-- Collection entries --

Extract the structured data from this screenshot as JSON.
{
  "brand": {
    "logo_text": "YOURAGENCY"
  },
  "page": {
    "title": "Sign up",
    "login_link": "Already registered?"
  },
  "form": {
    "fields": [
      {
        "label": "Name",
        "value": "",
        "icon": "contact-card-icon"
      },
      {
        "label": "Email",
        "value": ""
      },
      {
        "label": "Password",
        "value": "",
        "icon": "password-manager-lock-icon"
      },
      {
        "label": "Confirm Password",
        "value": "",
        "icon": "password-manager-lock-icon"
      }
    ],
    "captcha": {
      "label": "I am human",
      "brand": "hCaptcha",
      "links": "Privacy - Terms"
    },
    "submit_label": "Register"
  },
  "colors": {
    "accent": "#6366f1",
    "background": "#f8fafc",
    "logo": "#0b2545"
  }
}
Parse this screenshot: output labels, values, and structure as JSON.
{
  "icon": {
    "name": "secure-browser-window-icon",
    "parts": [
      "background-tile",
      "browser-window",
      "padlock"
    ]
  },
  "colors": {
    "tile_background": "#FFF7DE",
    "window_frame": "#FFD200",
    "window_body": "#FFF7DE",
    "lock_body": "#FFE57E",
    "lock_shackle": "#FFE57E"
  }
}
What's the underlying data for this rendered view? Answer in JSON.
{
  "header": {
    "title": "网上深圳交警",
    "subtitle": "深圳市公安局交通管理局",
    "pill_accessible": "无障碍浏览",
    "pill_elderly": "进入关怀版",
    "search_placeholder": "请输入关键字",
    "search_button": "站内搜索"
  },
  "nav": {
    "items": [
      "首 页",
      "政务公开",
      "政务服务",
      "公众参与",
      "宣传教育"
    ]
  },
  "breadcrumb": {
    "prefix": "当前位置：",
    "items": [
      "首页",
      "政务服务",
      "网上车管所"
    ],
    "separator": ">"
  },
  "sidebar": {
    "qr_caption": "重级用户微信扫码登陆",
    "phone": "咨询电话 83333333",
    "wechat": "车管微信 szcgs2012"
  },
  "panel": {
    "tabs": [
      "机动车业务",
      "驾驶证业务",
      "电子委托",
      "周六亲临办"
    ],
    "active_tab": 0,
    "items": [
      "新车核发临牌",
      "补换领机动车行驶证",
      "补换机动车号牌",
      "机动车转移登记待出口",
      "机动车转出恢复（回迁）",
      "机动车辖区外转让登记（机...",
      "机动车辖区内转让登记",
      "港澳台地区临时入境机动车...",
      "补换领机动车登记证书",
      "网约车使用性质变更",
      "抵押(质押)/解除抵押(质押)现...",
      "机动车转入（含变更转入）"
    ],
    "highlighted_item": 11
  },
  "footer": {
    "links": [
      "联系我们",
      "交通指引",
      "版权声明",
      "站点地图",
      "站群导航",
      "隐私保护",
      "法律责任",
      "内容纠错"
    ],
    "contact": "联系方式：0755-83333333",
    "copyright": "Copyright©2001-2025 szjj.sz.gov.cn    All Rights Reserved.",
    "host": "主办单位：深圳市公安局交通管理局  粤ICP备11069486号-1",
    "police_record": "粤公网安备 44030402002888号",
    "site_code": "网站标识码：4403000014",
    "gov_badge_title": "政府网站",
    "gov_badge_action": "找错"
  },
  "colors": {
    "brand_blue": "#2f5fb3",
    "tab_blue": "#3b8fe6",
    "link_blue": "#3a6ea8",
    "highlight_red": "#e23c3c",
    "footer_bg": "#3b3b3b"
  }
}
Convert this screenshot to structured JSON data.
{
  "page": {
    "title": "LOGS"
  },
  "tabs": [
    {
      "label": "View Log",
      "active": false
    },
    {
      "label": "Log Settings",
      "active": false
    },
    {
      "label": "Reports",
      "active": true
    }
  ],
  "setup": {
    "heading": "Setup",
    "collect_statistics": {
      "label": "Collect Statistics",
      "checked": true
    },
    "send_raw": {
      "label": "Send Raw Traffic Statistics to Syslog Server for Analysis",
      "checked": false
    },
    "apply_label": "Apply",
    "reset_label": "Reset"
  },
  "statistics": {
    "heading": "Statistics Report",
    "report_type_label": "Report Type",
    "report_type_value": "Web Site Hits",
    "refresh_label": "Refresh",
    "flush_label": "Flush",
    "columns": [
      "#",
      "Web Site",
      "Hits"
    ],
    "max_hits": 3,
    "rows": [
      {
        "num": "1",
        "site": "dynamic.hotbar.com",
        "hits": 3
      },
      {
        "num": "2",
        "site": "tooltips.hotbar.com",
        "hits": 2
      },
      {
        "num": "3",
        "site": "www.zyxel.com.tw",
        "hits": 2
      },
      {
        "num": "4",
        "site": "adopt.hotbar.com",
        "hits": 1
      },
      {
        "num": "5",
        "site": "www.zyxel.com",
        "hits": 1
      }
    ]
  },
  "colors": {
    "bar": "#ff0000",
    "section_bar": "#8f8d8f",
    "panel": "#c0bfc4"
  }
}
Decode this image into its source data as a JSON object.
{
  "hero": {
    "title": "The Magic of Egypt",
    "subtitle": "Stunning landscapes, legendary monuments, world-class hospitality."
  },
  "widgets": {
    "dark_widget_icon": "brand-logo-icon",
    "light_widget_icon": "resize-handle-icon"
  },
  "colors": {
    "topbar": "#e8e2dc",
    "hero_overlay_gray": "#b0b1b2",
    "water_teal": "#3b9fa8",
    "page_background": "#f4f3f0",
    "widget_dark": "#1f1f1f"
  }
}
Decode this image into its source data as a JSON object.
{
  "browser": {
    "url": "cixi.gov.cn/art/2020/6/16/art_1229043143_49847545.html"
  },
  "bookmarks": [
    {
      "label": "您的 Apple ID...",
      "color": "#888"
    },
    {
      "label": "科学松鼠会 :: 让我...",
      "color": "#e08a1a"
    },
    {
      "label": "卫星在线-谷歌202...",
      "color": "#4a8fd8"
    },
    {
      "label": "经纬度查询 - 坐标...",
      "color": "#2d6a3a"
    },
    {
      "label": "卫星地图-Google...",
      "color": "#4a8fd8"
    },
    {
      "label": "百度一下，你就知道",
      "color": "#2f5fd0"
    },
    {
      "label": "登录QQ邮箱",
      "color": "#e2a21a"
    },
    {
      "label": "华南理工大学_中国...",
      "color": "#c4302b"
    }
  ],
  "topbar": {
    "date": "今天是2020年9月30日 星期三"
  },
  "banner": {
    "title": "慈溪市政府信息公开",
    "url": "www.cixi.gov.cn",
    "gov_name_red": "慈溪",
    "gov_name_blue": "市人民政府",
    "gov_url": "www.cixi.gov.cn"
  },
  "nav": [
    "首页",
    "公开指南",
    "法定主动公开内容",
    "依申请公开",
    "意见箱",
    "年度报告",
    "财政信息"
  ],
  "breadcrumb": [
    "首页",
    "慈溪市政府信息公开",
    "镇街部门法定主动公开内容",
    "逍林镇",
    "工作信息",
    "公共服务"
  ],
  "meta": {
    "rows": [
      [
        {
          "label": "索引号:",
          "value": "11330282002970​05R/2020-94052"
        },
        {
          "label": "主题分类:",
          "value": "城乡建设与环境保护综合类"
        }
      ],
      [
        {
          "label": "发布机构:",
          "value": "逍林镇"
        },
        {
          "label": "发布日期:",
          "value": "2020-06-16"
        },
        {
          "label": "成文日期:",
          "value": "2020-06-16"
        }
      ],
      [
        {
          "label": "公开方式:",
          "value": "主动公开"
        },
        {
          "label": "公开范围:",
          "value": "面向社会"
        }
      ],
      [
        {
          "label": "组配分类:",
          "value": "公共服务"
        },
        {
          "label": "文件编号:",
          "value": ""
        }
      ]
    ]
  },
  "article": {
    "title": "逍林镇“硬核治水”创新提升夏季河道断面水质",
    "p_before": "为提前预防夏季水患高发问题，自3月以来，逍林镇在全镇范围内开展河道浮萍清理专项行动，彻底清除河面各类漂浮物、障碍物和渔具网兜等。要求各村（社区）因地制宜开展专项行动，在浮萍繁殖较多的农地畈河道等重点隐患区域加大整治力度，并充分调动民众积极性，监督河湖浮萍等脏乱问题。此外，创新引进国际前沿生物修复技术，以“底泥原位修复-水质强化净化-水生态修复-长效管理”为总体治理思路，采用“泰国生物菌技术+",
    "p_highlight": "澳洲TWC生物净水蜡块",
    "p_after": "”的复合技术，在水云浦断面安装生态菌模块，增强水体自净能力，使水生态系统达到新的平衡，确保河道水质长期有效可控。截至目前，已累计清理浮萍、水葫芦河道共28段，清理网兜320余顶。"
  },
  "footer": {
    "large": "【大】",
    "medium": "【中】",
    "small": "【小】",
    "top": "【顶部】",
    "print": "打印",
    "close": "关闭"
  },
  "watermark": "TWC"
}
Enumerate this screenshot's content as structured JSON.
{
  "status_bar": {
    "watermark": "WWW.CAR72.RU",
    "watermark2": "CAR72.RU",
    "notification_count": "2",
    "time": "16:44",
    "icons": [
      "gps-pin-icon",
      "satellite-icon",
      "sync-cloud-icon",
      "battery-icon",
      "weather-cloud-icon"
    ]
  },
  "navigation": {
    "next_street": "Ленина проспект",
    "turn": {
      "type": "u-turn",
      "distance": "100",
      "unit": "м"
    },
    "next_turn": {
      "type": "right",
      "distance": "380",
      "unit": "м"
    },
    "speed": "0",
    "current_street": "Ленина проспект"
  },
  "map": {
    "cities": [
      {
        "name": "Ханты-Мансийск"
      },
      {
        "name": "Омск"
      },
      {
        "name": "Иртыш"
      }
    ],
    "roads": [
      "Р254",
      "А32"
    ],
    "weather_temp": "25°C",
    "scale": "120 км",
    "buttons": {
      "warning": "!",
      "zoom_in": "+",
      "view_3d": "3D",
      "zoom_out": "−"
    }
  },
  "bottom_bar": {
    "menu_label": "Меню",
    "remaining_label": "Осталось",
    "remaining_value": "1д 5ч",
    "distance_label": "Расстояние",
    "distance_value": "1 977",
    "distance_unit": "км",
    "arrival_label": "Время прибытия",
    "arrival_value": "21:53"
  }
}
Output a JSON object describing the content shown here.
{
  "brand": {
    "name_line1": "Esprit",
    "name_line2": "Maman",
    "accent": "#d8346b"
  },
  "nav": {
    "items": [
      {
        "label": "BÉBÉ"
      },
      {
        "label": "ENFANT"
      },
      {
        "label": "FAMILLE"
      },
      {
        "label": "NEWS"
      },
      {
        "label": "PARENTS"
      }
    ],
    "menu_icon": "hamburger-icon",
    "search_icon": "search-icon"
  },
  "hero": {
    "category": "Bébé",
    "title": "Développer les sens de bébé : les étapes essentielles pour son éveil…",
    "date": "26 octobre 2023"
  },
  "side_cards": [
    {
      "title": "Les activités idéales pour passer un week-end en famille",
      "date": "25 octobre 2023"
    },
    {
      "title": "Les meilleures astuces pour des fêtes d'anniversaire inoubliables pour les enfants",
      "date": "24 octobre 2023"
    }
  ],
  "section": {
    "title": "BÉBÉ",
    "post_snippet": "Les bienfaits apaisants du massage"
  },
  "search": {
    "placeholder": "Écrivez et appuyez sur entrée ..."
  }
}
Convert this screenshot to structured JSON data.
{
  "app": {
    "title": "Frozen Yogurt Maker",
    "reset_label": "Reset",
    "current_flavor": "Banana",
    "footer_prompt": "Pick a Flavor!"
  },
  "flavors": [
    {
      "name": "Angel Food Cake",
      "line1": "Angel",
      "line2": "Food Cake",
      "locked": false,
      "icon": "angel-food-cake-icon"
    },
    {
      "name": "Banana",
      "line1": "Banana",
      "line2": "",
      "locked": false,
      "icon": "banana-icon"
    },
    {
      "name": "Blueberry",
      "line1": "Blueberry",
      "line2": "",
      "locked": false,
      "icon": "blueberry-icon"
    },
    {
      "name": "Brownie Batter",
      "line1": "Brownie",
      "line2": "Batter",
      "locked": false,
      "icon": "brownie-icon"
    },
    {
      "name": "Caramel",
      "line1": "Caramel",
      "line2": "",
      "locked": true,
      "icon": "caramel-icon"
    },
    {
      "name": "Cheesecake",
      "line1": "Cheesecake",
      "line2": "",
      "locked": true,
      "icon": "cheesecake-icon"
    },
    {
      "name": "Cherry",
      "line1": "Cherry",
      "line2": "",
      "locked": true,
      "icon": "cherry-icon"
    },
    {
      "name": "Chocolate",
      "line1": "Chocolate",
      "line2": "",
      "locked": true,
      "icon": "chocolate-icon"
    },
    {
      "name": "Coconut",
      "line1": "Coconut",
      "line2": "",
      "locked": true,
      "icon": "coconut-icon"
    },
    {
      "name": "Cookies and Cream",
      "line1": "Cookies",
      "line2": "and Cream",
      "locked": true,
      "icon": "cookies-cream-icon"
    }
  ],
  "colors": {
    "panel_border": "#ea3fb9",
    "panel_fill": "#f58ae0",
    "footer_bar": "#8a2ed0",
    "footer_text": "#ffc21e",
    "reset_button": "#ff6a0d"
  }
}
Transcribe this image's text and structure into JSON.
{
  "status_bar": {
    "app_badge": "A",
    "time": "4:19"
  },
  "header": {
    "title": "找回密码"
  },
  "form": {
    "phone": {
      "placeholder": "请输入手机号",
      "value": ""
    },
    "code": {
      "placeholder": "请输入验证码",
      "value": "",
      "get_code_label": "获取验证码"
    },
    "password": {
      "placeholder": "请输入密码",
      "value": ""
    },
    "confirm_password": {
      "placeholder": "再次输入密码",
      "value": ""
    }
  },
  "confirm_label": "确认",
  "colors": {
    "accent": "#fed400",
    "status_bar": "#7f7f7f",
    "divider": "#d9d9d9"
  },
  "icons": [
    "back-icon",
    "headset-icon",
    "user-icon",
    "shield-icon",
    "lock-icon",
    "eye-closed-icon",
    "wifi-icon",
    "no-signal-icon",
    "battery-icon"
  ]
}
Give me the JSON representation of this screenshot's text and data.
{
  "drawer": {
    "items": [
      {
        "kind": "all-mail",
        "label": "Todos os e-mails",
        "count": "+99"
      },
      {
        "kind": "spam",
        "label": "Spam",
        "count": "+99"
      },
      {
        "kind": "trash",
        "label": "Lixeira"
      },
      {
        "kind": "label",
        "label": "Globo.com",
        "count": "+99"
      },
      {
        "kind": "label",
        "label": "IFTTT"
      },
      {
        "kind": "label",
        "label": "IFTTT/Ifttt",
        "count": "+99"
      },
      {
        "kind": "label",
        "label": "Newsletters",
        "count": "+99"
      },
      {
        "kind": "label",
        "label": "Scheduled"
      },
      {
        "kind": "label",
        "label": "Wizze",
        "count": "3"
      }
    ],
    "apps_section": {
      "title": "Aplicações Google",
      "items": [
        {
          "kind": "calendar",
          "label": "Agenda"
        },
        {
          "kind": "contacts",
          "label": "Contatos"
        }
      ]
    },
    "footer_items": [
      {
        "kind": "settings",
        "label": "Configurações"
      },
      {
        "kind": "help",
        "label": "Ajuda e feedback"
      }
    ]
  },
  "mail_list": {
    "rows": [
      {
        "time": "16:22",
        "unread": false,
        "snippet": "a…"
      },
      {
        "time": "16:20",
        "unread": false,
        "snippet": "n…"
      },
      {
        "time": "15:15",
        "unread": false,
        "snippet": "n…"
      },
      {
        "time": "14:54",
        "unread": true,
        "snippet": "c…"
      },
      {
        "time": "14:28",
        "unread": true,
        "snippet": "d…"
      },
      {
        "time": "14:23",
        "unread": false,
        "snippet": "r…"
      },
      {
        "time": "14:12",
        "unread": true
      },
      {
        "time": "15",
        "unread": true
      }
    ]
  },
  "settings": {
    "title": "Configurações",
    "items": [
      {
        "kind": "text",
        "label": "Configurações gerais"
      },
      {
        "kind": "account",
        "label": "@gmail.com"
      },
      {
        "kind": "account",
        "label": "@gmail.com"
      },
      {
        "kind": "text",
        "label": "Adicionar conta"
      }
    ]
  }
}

-- Your objective --
Each line in the entries above that includes the string "heading" should be extracted.

-- Answer to the task --
    "heading": "Setup",
    "heading": "Statistics Report",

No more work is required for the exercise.